### Input material
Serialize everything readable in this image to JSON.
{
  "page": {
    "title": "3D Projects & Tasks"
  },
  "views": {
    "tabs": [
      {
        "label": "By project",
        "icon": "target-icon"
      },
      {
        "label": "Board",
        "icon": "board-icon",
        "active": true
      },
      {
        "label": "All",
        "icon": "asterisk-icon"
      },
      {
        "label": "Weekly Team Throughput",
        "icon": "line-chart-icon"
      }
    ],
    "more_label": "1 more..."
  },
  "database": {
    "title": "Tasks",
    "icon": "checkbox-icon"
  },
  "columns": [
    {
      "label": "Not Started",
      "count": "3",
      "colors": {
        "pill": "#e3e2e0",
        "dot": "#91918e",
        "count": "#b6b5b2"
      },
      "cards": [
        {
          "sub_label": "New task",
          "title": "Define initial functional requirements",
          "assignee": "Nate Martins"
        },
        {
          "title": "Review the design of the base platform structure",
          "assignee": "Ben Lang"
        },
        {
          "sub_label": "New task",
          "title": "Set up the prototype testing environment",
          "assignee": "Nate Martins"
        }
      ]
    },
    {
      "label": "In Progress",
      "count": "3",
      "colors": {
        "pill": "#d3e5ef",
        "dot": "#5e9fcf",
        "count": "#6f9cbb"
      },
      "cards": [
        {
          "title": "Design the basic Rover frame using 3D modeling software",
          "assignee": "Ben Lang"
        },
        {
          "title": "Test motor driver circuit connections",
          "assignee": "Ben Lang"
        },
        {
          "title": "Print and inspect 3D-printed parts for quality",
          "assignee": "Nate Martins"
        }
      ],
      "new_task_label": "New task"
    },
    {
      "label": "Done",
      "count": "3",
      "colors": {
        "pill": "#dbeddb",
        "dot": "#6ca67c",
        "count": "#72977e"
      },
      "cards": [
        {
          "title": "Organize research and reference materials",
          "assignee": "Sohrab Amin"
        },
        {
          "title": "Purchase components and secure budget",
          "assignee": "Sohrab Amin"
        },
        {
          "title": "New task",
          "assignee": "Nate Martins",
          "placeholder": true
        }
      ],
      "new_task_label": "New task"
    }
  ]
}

### Requirements
Only lines with the word "icon" are wanted, so copy each one from the records.

### Answer to this problem
        "icon": "target-icon"
        "icon": "board-icon",
        "icon": "asterisk-icon"
        "icon": "line-chart-icon"
    "icon": "checkbox-icon"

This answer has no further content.